Items listed in a dataset:
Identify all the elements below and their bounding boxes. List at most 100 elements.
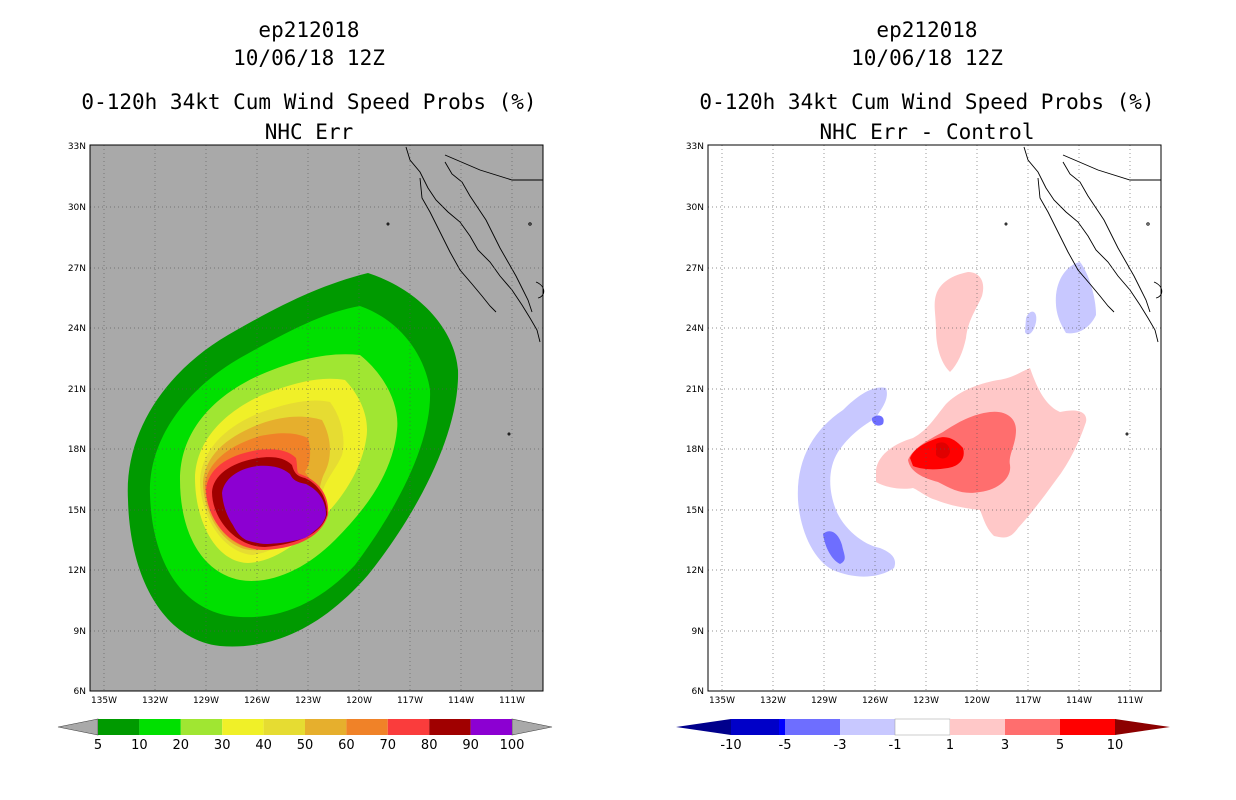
left-colorbar-swatch-8 xyxy=(429,719,471,735)
right-colorbar-label-5: 3 xyxy=(1001,738,1009,753)
right-lat-33n: 33N xyxy=(686,142,704,152)
right-title: 0-120h 34kt Cum Wind Speed Probs (%) xyxy=(699,90,1155,114)
left-colorbar-low-arrow xyxy=(57,718,99,736)
right-colorbar-label-0: -10 xyxy=(720,738,741,753)
right-coastline xyxy=(1004,146,1163,436)
right-lat-9n: 9N xyxy=(692,627,704,637)
right-lat-ticks: 33N 30N 27N 24N 21N 18N 15N 12N 9N 6N xyxy=(686,142,704,697)
pos-north-light xyxy=(934,272,984,372)
left-lon-ticks: 135W 132W 129W 126W 123W 120W 117W 114W … xyxy=(91,696,525,706)
left-colorbar-label-5: 50 xyxy=(297,738,314,753)
right-lat-15n: 15N xyxy=(686,506,704,516)
left-lat-15n: 15N xyxy=(68,506,86,516)
right-lon-132w: 132W xyxy=(760,696,786,706)
right-colorbar: -10 -5 -3 -1 1 3 5 10 xyxy=(676,718,1170,753)
left-gridlines xyxy=(90,145,543,691)
left-colorbar-high-arrow xyxy=(511,718,553,736)
left-title: 0-120h 34kt Cum Wind Speed Probs (%) xyxy=(81,90,537,114)
left-colorbar-swatch-0 xyxy=(98,719,140,735)
left-colorbar-label-9: 90 xyxy=(462,738,479,753)
left-lat-27n: 27N xyxy=(68,264,86,274)
right-lon-126w: 126W xyxy=(862,696,888,706)
left-storm-id: ep212018 xyxy=(258,18,360,42)
right-lon-114w: 114W xyxy=(1066,696,1092,706)
left-coastline xyxy=(386,146,545,436)
neg-arc-mid xyxy=(823,531,845,564)
left-lat-21n: 21N xyxy=(68,385,86,395)
left-colorbar-label-10: 100 xyxy=(500,738,525,753)
left-lon-123w: 123W xyxy=(295,696,321,706)
left-lon-132w: 132W xyxy=(142,696,168,706)
left-colorbar-swatch-5 xyxy=(305,719,347,735)
left-colorbar-label-8: 80 xyxy=(421,738,438,753)
left-lat-30n: 30N xyxy=(68,203,86,213)
left-colorbar-label-0: 5 xyxy=(94,738,102,753)
left-colorbar-swatch-1 xyxy=(139,719,181,735)
right-lon-120w: 120W xyxy=(964,696,990,706)
left-lon-120w: 120W xyxy=(346,696,372,706)
left-colorbar-swatch-6 xyxy=(346,719,388,735)
right-colorbar-label-4: 1 xyxy=(946,738,954,753)
left-lon-114w: 114W xyxy=(448,696,474,706)
right-colorbar-label-6: 5 xyxy=(1056,738,1064,753)
right-map-panel: ep212018 10/06/18 12Z 0-120h 34kt Cum Wi… xyxy=(618,0,1236,800)
left-map-panel: ep212018 10/06/18 12Z 0-120h 34kt Cum Wi… xyxy=(57,18,553,753)
left-subtitle: NHC Err xyxy=(264,120,354,144)
right-subtitle: NHC Err - Control xyxy=(819,120,1035,144)
left-lat-18n: 18N xyxy=(68,445,86,455)
left-colorbar-swatch-7 xyxy=(387,719,430,735)
left-lon-129w: 129W xyxy=(193,696,219,706)
right-datetime: 10/06/18 12Z xyxy=(851,46,1003,70)
right-colorbar-label-2: -3 xyxy=(834,738,847,753)
left-lat-33n: 33N xyxy=(68,142,86,152)
left-colorbar-label-7: 70 xyxy=(380,738,397,753)
pos-center-core xyxy=(936,442,950,459)
neg-arc-light xyxy=(797,387,896,577)
left-lon-117w: 117W xyxy=(397,696,423,706)
left-lat-ticks: 33N 30N 27N 24N 21N 18N 15N 12N 9N 6N xyxy=(68,142,86,697)
left-lat-12n: 12N xyxy=(68,566,86,576)
right-colorbar-swatch-3 xyxy=(840,719,895,735)
right-lon-ticks: 135W 132W 129W 126W 123W 120W 117W 114W … xyxy=(709,696,1143,706)
right-colorbar-label-1: -5 xyxy=(779,738,792,753)
right-lat-18n: 18N xyxy=(686,445,704,455)
right-lat-24n: 24N xyxy=(686,324,704,334)
right-lat-21n: 21N xyxy=(686,385,704,395)
left-lat-24n: 24N xyxy=(68,324,86,334)
right-colorbar-swatch-4 xyxy=(894,718,951,736)
right-map-frame xyxy=(707,144,1162,692)
right-colorbar-swatch-2 xyxy=(785,719,841,735)
right-colorbar-swatch-6 xyxy=(1005,719,1060,735)
right-lon-123w: 123W xyxy=(913,696,939,706)
right-storm-id: ep212018 xyxy=(876,18,978,42)
left-colorbar-swatch-9 xyxy=(470,719,512,735)
left-map-frame xyxy=(89,144,544,692)
right-lat-30n: 30N xyxy=(686,203,704,213)
left-colorbar-swatch-2 xyxy=(180,719,223,735)
right-colorbar-label-3: -1 xyxy=(889,738,902,753)
right-lat-12n: 12N xyxy=(686,566,704,576)
right-colorbar-high-arrow xyxy=(1115,719,1170,735)
left-probability-contours xyxy=(127,273,459,647)
right-gridlines xyxy=(708,145,1161,691)
right-difference-contours xyxy=(797,262,1096,577)
right-lat-27n: 27N xyxy=(686,264,704,274)
left-lon-126w: 126W xyxy=(244,696,270,706)
right-lat-6n: 6N xyxy=(692,687,704,697)
left-colorbar: 5 10 20 30 40 50 60 70 80 90 100 xyxy=(57,718,553,753)
right-lon-135w: 135W xyxy=(709,696,735,706)
right-map-background xyxy=(708,145,1161,691)
neg-small-mid xyxy=(871,415,884,426)
left-lon-135w: 135W xyxy=(91,696,117,706)
left-lat-9n: 9N xyxy=(74,627,86,637)
left-colorbar-swatch-4 xyxy=(263,719,305,735)
right-colorbar-swatch-7 xyxy=(1060,719,1115,735)
left-colorbar-label-2: 20 xyxy=(173,738,190,753)
right-colorbar-swatch-5 xyxy=(950,719,1005,735)
left-map: 33N 30N 27N 24N 21N 18N 15N 12N 9N 6N 13… xyxy=(57,142,553,753)
left-colorbar-label-4: 40 xyxy=(255,738,272,753)
left-colorbar-swatch-3 xyxy=(222,719,264,735)
right-colorbar-label-7: 10 xyxy=(1107,738,1124,753)
right-colorbar-low-arrow xyxy=(676,719,731,735)
left-datetime: 10/06/18 12Z xyxy=(233,46,385,70)
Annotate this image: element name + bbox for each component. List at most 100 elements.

**REQUIRED WORK**
Copy each of these records exactly, word for word, but leave out the pictures.

**RESULT**
Identify all the elements below and their bounding boxes. List at most 100 elements.
left-colorbar-swatch-8 xyxy=(429,719,471,735)
right-colorbar-label-5: 3 xyxy=(1001,738,1009,753)
right-lat-33n: 33N xyxy=(686,142,704,152)
right-title: 0-120h 34kt Cum Wind Speed Probs (%) xyxy=(699,90,1155,114)
left-colorbar-low-arrow xyxy=(57,718,99,736)
right-colorbar-label-0: -10 xyxy=(720,738,741,753)
right-coastline xyxy=(1004,146,1163,436)
right-lat-9n: 9N xyxy=(692,627,704,637)
right-lat-ticks: 33N 30N 27N 24N 21N 18N 15N 12N 9N 6N xyxy=(686,142,704,697)
pos-north-light xyxy=(934,272,984,372)
left-lon-ticks: 135W 132W 129W 126W 123W 120W 117W 114W … xyxy=(91,696,525,706)
left-colorbar-label-5: 50 xyxy=(297,738,314,753)
right-lat-15n: 15N xyxy=(686,506,704,516)
left-lat-15n: 15N xyxy=(68,506,86,516)
right-lon-132w: 132W xyxy=(760,696,786,706)
right-colorbar: -10 -5 -3 -1 1 3 5 10 xyxy=(676,718,1170,753)
left-gridlines xyxy=(90,145,543,691)
left-colorbar-high-arrow xyxy=(511,718,553,736)
left-title: 0-120h 34kt Cum Wind Speed Probs (%) xyxy=(81,90,537,114)
left-colorbar-swatch-0 xyxy=(98,719,140,735)
left-colorbar-label-9: 90 xyxy=(462,738,479,753)
left-lat-27n: 27N xyxy=(68,264,86,274)
right-lon-126w: 126W xyxy=(862,696,888,706)
left-storm-id: ep212018 xyxy=(258,18,360,42)
right-lon-114w: 114W xyxy=(1066,696,1092,706)
left-coastline xyxy=(386,146,545,436)
neg-arc-mid xyxy=(823,531,845,564)
left-lat-21n: 21N xyxy=(68,385,86,395)
left-colorbar-label-10: 100 xyxy=(500,738,525,753)
left-lon-123w: 123W xyxy=(295,696,321,706)
left-lon-132w: 132W xyxy=(142,696,168,706)
left-colorbar-swatch-5 xyxy=(305,719,347,735)
left-colorbar-label-8: 80 xyxy=(421,738,438,753)
left-lat-30n: 30N xyxy=(68,203,86,213)
left-colorbar-label-0: 5 xyxy=(94,738,102,753)
left-colorbar-swatch-1 xyxy=(139,719,181,735)
right-lon-120w: 120W xyxy=(964,696,990,706)
left-lon-120w: 120W xyxy=(346,696,372,706)
left-colorbar-swatch-6 xyxy=(346,719,388,735)
right-colorbar-label-4: 1 xyxy=(946,738,954,753)
left-lon-114w: 114W xyxy=(448,696,474,706)
right-colorbar-label-6: 5 xyxy=(1056,738,1064,753)
right-map-panel: ep212018 10/06/18 12Z 0-120h 34kt Cum Wi… xyxy=(618,0,1236,800)
left-map-panel: ep212018 10/06/18 12Z 0-120h 34kt Cum Wi… xyxy=(57,18,553,753)
left-subtitle: NHC Err xyxy=(264,120,354,144)
right-subtitle: NHC Err - Control xyxy=(819,120,1035,144)
left-lat-18n: 18N xyxy=(68,445,86,455)
left-colorbar-swatch-7 xyxy=(387,719,430,735)
left-lon-129w: 129W xyxy=(193,696,219,706)
right-datetime: 10/06/18 12Z xyxy=(851,46,1003,70)
right-colorbar-label-2: -3 xyxy=(834,738,847,753)
left-lat-33n: 33N xyxy=(68,142,86,152)
left-colorbar-label-7: 70 xyxy=(380,738,397,753)
pos-center-core xyxy=(936,442,950,459)
neg-arc-light xyxy=(797,387,896,577)
left-lon-117w: 117W xyxy=(397,696,423,706)
left-lat-ticks: 33N 30N 27N 24N 21N 18N 15N 12N 9N 6N xyxy=(68,142,86,697)
left-lat-12n: 12N xyxy=(68,566,86,576)
right-colorbar-swatch-3 xyxy=(840,719,895,735)
right-lon-ticks: 135W 132W 129W 126W 123W 120W 117W 114W … xyxy=(709,696,1143,706)
right-colorbar-label-1: -5 xyxy=(779,738,792,753)
right-lat-18n: 18N xyxy=(686,445,704,455)
right-lat-24n: 24N xyxy=(686,324,704,334)
right-lat-21n: 21N xyxy=(686,385,704,395)
left-lat-24n: 24N xyxy=(68,324,86,334)
right-colorbar-swatch-4 xyxy=(894,718,951,736)
right-map-frame xyxy=(707,144,1162,692)
right-colorbar-swatch-2 xyxy=(785,719,841,735)
right-colorbar-swatch-6 xyxy=(1005,719,1060,735)
right-lon-123w: 123W xyxy=(913,696,939,706)
right-storm-id: ep212018 xyxy=(876,18,978,42)
left-colorbar-swatch-9 xyxy=(470,719,512,735)
left-map-frame xyxy=(89,144,544,692)
right-lat-30n: 30N xyxy=(686,203,704,213)
left-colorbar-swatch-2 xyxy=(180,719,223,735)
right-colorbar-label-3: -1 xyxy=(889,738,902,753)
right-lat-12n: 12N xyxy=(686,566,704,576)
right-colorbar-high-arrow xyxy=(1115,719,1170,735)
left-probability-contours xyxy=(127,273,459,647)
right-gridlines xyxy=(708,145,1161,691)
right-difference-contours xyxy=(797,262,1096,577)
right-lat-27n: 27N xyxy=(686,264,704,274)
left-lon-126w: 126W xyxy=(244,696,270,706)
right-lat-6n: 6N xyxy=(692,687,704,697)
left-colorbar: 5 10 20 30 40 50 60 70 80 90 100 xyxy=(57,718,553,753)
right-lon-135w: 135W xyxy=(709,696,735,706)
right-map-background xyxy=(708,145,1161,691)
neg-small-mid xyxy=(871,415,884,426)
left-lon-135w: 135W xyxy=(91,696,117,706)
left-lat-9n: 9N xyxy=(74,627,86,637)
left-colorbar-swatch-4 xyxy=(263,719,305,735)
right-colorbar-swatch-7 xyxy=(1060,719,1115,735)
left-colorbar-label-2: 20 xyxy=(173,738,190,753)
right-colorbar-swatch-5 xyxy=(950,719,1005,735)
left-map: 33N 30N 27N 24N 21N 18N 15N 12N 9N 6N 13… xyxy=(57,142,553,753)
left-colorbar-label-4: 40 xyxy=(255,738,272,753)
left-colorbar-swatch-3 xyxy=(222,719,264,735)
right-colorbar-label-7: 10 xyxy=(1107,738,1124,753)
right-colorbar-low-arrow xyxy=(676,719,731,735)
left-datetime: 10/06/18 12Z xyxy=(233,46,385,70)
Annotate this image: element name + bbox for each component. List at most 100 elements.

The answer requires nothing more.